→ **Serie di esercizi**
a) Secondo il testo sul contratto normativo, con questo contratto le parti si obbligano a concludere i contratti futuri di cui regolano il contenuto?
b) Prosegui il testo sul contratto normativo dopo la sua ultima frase.

→ **Estratto del documento**
----------

Il contratto normativo.

La dottrina ha da tempo evidenziato l’esistenza di accordi connotati da una funzione normativa, idonei a determinare l’insorgenza di regole, di precetti ai quali le parti dovranno uniformarsi o sottostare nel compimento di una determinata futura attività. Il contratto normativo è, dunque, quel contratto con il quale le parti pur non disponendo dei loro interessi, regolano preventivamente, in tutto o in parte, il contenuto di altri contratti che eventualmente stipuleranno in futuro, senza vincolarsi alla conclusione degli stessi. Secondo un’interpretazione restrittiva, un contratto non può avere come unica finalità quella di fissare il regolamento per i rapporti giuridici eventuali e futuri, escludendo che il contratto normativo sia un vero e proprio contratto.

----------

→ **Dati raccolti**
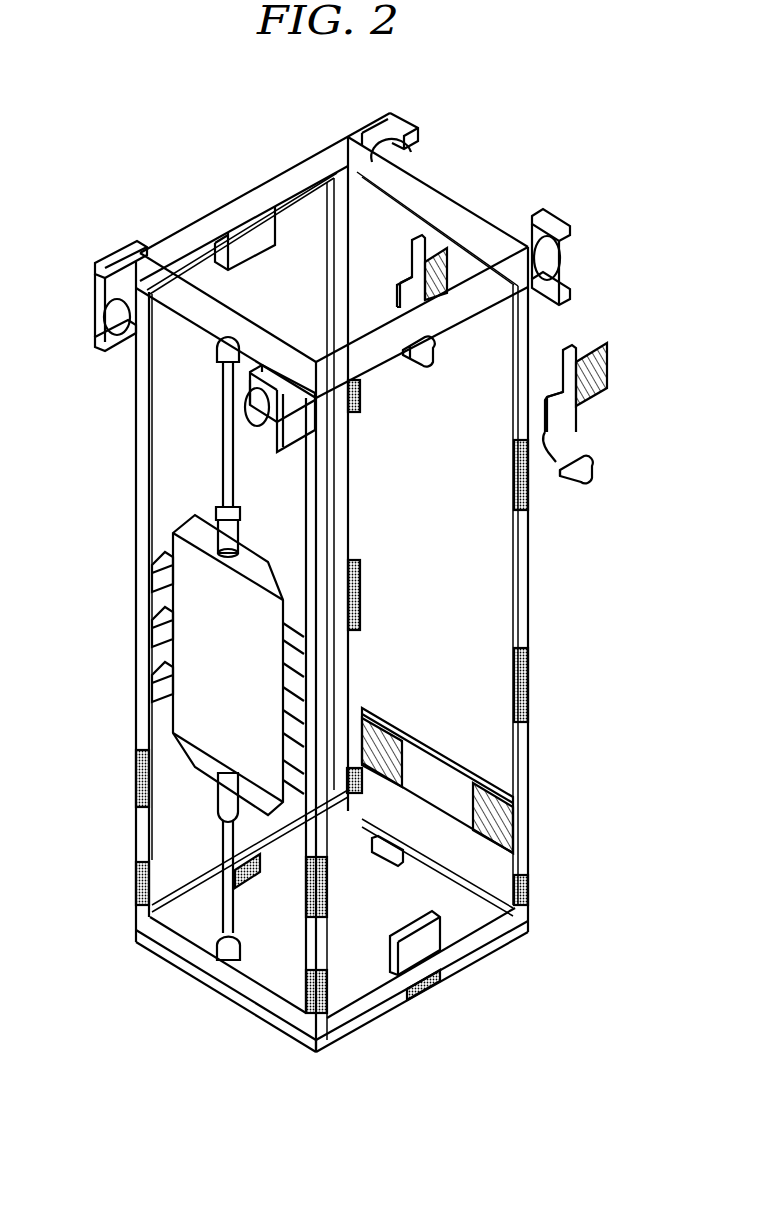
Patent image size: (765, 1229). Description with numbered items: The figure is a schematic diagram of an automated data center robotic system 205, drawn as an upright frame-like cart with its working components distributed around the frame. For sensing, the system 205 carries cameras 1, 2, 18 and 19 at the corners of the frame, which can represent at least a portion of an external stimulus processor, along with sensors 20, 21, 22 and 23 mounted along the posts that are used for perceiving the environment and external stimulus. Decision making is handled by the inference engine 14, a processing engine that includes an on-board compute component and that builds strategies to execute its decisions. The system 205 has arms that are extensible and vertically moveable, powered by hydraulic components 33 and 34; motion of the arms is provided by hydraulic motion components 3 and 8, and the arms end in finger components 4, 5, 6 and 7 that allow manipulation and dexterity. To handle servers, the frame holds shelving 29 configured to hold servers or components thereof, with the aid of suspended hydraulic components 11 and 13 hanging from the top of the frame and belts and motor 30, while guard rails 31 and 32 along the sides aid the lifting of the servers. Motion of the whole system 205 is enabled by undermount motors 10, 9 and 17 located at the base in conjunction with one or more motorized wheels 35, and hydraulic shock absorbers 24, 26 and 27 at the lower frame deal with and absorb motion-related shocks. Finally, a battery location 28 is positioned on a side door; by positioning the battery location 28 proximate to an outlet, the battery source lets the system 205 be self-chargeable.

----------

→ **Risposte per esercizio**
a) No, le parti regolano in anticipo il contenuto di eventuali contratti futuri senza vincolarsi alla loro conclusione.

b)
Esso può avere efficacia interna, vale a dire solo tra gli stipulanti, o esterna, riguarda i rapporti tra stipulanti e terzi, come nel caso dei contratti collettivi di lavoro, destinati a sortire effetto nei confronti anche di soggetti che non hanno partecipato alla stipulazione. In questa categoria rientrano anche gli accordi c.d. direttivi, con i quali le parti si danno reciproci consigli o raccomandazioni. Un esempio può essere quello del patto parasociale, l’accordo in base al quale alcuni o tutti i soci disciplinano determinati aspetti del rapporto tra essi medesimi o della loro condotta dell’ambito della vita della società o nei rapporti con i terzi (ad esempio l’esercizio del diritto di voto, limiti al trasferimento delle azioni o delle quote, la nomina alle cariche sociali). Si può inoltre parlare di contratti normativi con riferimento al regolamento della comunione (art. 1106 c.c.) e del condominio (art. 1138 c.c.), ai contratti-tipo che scaturiscono dagli accordi fra le organizzazioni dei conduttori maggiormente rappresentative e le organizzazioni della proprietà edilizia ai sensi del 3° comma dell’art. 2 della legge 431/1998.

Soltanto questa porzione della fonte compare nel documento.